◆ Problem requirements:
Gather every line below where "Number" appears.

** start of Exercise materials **

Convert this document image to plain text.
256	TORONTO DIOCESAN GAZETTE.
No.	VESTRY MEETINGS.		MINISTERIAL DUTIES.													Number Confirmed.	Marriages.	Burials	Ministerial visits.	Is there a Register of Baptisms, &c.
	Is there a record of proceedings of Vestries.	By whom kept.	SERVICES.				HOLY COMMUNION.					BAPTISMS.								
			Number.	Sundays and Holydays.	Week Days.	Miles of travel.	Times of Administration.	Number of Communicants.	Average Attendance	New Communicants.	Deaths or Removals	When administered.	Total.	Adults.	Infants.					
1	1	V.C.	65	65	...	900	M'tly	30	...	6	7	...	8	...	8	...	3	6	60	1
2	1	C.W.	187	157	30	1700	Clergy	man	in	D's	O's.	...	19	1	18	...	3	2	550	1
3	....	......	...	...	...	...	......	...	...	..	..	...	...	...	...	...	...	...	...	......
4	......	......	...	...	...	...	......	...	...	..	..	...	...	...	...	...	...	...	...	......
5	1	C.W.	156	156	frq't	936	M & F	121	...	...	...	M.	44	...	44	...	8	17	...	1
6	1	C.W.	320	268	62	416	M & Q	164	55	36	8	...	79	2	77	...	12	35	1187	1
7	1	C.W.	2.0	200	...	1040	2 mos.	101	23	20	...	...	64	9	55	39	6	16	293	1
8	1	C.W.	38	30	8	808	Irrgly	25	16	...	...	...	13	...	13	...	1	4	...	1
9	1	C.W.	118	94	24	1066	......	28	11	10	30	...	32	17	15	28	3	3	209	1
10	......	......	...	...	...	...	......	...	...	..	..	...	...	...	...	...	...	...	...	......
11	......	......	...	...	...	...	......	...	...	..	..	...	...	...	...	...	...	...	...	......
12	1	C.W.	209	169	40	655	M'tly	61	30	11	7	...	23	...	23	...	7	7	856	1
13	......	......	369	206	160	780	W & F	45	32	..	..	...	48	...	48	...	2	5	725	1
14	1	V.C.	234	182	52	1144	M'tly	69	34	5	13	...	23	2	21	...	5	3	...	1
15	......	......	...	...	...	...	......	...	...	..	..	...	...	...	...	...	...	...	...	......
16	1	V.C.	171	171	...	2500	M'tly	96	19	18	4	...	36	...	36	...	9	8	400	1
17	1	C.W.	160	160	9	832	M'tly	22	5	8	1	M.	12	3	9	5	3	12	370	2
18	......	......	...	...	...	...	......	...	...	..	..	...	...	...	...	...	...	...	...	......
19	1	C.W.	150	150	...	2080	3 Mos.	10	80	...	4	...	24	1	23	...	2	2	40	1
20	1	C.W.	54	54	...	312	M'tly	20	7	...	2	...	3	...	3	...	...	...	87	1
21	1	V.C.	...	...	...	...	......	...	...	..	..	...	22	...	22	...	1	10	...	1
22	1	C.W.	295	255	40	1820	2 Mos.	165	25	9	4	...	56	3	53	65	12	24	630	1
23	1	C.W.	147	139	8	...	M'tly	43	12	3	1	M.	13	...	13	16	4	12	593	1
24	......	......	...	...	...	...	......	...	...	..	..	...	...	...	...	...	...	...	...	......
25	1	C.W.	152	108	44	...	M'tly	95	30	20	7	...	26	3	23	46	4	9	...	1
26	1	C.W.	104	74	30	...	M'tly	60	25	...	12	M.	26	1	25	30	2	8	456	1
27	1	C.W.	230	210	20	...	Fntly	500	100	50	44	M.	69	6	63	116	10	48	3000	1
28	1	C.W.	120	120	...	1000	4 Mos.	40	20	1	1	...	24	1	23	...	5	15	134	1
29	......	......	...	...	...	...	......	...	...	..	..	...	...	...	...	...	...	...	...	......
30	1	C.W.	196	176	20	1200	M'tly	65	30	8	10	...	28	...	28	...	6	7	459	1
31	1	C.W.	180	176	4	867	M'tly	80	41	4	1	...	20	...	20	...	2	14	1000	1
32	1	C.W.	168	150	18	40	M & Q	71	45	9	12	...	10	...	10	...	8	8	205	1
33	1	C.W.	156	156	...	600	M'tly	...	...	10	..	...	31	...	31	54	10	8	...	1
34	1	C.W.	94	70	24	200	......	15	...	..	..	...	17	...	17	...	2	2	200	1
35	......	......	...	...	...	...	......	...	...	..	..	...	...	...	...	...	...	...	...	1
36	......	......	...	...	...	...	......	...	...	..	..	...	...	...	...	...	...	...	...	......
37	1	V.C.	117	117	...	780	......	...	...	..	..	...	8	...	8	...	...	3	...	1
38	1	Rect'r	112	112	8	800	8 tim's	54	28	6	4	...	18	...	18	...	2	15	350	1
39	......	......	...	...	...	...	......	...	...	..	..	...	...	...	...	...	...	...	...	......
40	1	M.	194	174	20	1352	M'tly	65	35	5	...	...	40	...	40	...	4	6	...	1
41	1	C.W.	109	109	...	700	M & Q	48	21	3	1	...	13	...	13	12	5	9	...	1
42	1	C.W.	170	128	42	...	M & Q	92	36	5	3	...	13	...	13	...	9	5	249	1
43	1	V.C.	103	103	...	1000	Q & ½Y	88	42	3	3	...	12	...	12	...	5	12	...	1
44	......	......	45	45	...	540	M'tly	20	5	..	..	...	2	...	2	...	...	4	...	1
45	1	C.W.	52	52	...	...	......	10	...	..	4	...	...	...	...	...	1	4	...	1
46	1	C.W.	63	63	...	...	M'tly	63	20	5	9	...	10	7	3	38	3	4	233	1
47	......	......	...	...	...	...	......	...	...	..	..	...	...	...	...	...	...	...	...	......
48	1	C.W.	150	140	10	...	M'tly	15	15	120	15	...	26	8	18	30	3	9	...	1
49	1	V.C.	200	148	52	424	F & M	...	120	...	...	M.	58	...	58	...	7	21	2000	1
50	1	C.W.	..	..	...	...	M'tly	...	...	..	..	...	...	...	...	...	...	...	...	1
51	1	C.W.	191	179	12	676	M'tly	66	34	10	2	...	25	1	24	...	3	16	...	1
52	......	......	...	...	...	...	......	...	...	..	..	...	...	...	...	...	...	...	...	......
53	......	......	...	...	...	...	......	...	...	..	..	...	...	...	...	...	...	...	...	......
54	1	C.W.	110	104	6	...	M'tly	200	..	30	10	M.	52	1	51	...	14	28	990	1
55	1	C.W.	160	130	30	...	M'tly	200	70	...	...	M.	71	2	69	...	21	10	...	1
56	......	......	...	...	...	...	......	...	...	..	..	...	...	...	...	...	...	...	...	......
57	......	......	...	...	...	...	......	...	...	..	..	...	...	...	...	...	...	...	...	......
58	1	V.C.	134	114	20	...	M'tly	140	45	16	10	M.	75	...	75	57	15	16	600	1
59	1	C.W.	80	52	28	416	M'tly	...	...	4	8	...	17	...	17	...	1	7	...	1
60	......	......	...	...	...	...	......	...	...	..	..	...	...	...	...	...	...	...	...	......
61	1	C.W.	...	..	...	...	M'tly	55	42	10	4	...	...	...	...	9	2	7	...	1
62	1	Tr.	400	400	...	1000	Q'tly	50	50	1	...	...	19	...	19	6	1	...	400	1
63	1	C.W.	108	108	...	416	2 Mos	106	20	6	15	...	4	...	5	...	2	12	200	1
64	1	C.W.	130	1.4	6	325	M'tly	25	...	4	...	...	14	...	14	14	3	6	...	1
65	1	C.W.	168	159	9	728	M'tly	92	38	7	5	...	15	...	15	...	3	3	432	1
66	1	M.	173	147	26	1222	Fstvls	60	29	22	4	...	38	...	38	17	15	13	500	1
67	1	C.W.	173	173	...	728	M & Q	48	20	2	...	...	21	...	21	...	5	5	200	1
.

** end of Exercise materials **

◆ Response to the task:
No.	VESTRY MEETINGS.		MINISTERIAL DUTIES.													Number Confirmed.	Marriages.	Burials	Ministerial visits.	Is there a Register of Baptisms, &c.
			Number.	Sundays and Holydays.	Week Days.	Miles of travel.	Times of Administration.	Number of Communicants.	Average Attendance	New Communicants.	Deaths or Removals	When administered.	Total.	Adults.	Infants.					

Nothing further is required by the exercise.